** start **

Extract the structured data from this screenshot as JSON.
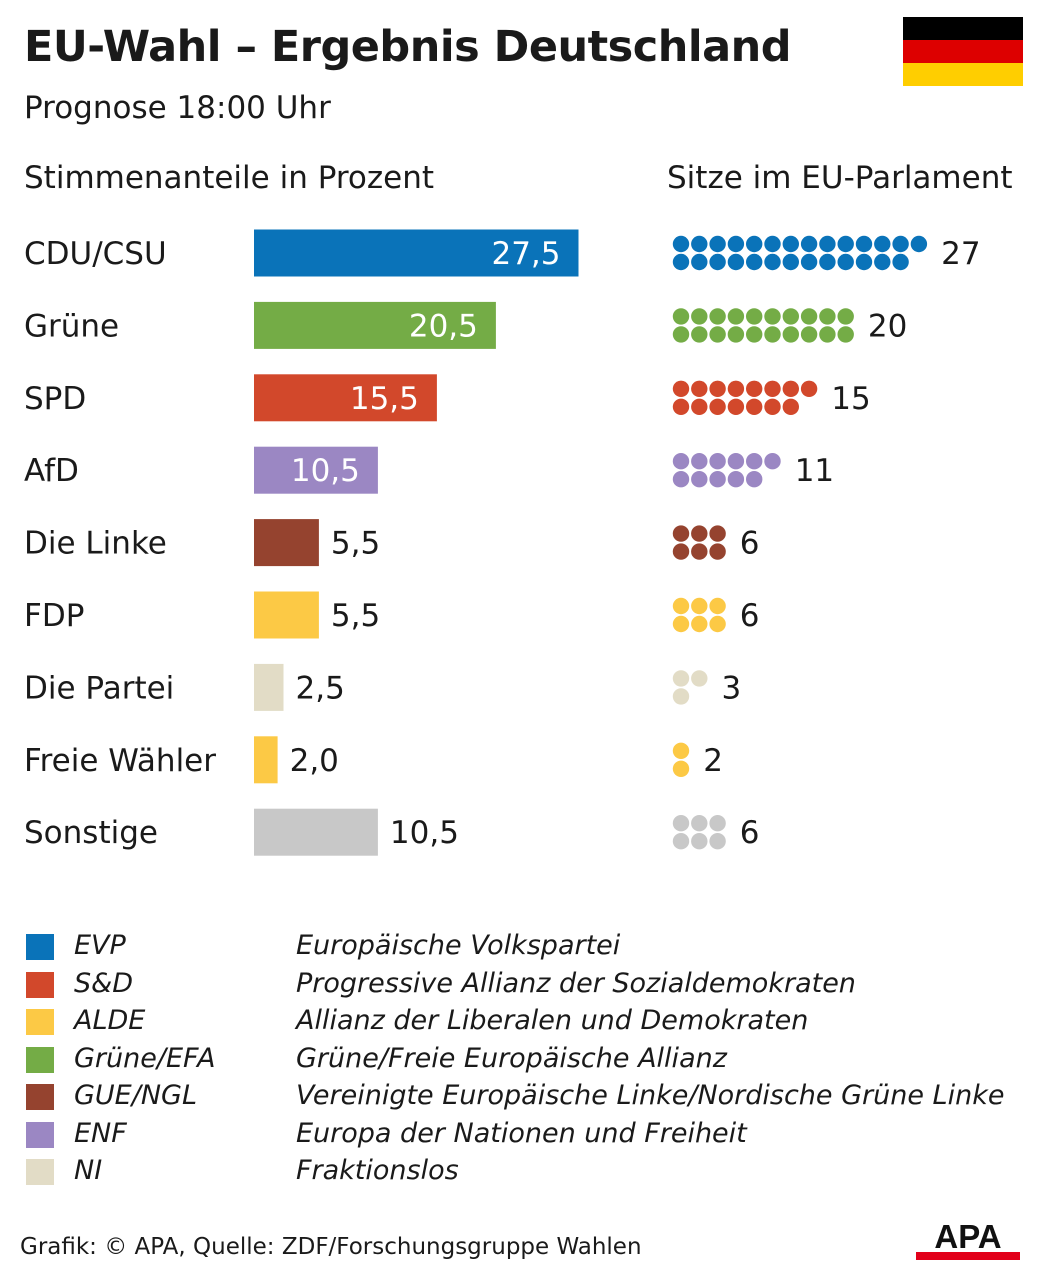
{
  "title": "EU-Wahl – Ergebnis Deutschland",
  "subtitle": "Prognose 18:00 Uhr",
  "flag_colors": [
    "#000000",
    "#dd0000",
    "#ffce00"
  ],
  "chart_data": {
    "type": "bar",
    "orientation": "horizontal",
    "left_heading": "Stimmenanteile in Prozent",
    "right_heading": "Sitze im EU-Parlament",
    "categories": [
      "CDU/CSU",
      "Grüne",
      "SPD",
      "AfD",
      "Die Linke",
      "FDP",
      "Die Partei",
      "Freie Wähler",
      "Sonstige"
    ],
    "values": [
      27.5,
      20.5,
      15.5,
      10.5,
      5.5,
      5.5,
      2.5,
      2.0,
      10.5
    ],
    "value_labels": [
      "27,5",
      "20,5",
      "15,5",
      "10,5",
      "5,5",
      "5,5",
      "2,5",
      "2,0",
      "10,5"
    ],
    "seats": [
      27,
      20,
      15,
      11,
      6,
      6,
      3,
      2,
      6
    ],
    "colors": [
      "#0a73b9",
      "#74ac46",
      "#d2482b",
      "#9b87c3",
      "#95432f",
      "#fcc945",
      "#e2dcc6",
      "#fcc945",
      "#c8c8c8"
    ],
    "value_label_inside": [
      true,
      true,
      true,
      true,
      false,
      false,
      false,
      false,
      false
    ]
  },
  "legend": [
    {
      "abbr": "EVP",
      "name": "Europäische Volkspartei",
      "color": "#0a73b9"
    },
    {
      "abbr": "S&D",
      "name": "Progressive Allianz der Sozialdemokraten",
      "color": "#d2482b"
    },
    {
      "abbr": "ALDE",
      "name": "Allianz der Liberalen und Demokraten",
      "color": "#fcc945"
    },
    {
      "abbr": "Grüne/EFA",
      "name": "Grüne/Freie Europäische Allianz",
      "color": "#74ac46"
    },
    {
      "abbr": "GUE/NGL",
      "name": "Vereinigte Europäische Linke/Nordische Grüne Linke",
      "color": "#95432f"
    },
    {
      "abbr": "ENF",
      "name": "Europa der Nationen und Freiheit",
      "color": "#9b87c3"
    },
    {
      "abbr": "NI",
      "name": "Fraktionslos",
      "color": "#e2dcc6"
    }
  ],
  "source": "Grafik: © APA, Quelle: ZDF/Forschungsgruppe Wahlen",
  "logo_text": "APA"
}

** end **

§ **Exercise objective**
Print the records word for word and exclude any picture they hold.

§ **Solution to the problem**
Extract the structured data from this screenshot as JSON.
{
  "title": "EU-Wahl – Ergebnis Deutschland",
  "subtitle": "Prognose 18:00 Uhr",
  "flag_colors": [
    "#000000",
    "#dd0000",
    "#ffce00"
  ],
  "chart_data": {
    "type": "bar",
    "orientation": "horizontal",
    "left_heading": "Stimmenanteile in Prozent",
    "right_heading": "Sitze im EU-Parlament",
    "categories": [
      "CDU/CSU",
      "Grüne",
      "SPD",
      "AfD",
      "Die Linke",
      "FDP",
      "Die Partei",
      "Freie Wähler",
      "Sonstige"
    ],
    "values": [
      27.5,
      20.5,
      15.5,
      10.5,
      5.5,
      5.5,
      2.5,
      2.0,
      10.5
    ],
    "value_labels": [
      "27,5",
      "20,5",
      "15,5",
      "10,5",
      "5,5",
      "5,5",
      "2,5",
      "2,0",
      "10,5"
    ],
    "seats": [
      27,
      20,
      15,
      11,
      6,
      6,
      3,
      2,
      6
    ],
    "colors": [
      "#0a73b9",
      "#74ac46",
      "#d2482b",
      "#9b87c3",
      "#95432f",
      "#fcc945",
      "#e2dcc6",
      "#fcc945",
      "#c8c8c8"
    ],
    "value_label_inside": [
      true,
      true,
      true,
      true,
      false,
      false,
      false,
      false,
      false
    ]
  },
  "legend": [
    {
      "abbr": "EVP",
      "name": "Europäische Volkspartei",
      "color": "#0a73b9"
    },
    {
      "abbr": "S&D",
      "name": "Progressive Allianz der Sozialdemokraten",
      "color": "#d2482b"
    },
    {
      "abbr": "ALDE",
      "name": "Allianz der Liberalen und Demokraten",
      "color": "#fcc945"
    },
    {
      "abbr": "Grüne/EFA",
      "name": "Grüne/Freie Europäische Allianz",
      "color": "#74ac46"
    },
    {
      "abbr": "GUE/NGL",
      "name": "Vereinigte Europäische Linke/Nordische Grüne Linke",
      "color": "#95432f"
    },
    {
      "abbr": "ENF",
      "name": "Europa der Nationen und Freiheit",
      "color": "#9b87c3"
    },
    {
      "abbr": "NI",
      "name": "Fraktionslos",
      "color": "#e2dcc6"
    }
  ],
  "source": "Grafik: © APA, Quelle: ZDF/Forschungsgruppe Wahlen",
  "logo_text": "APA"
}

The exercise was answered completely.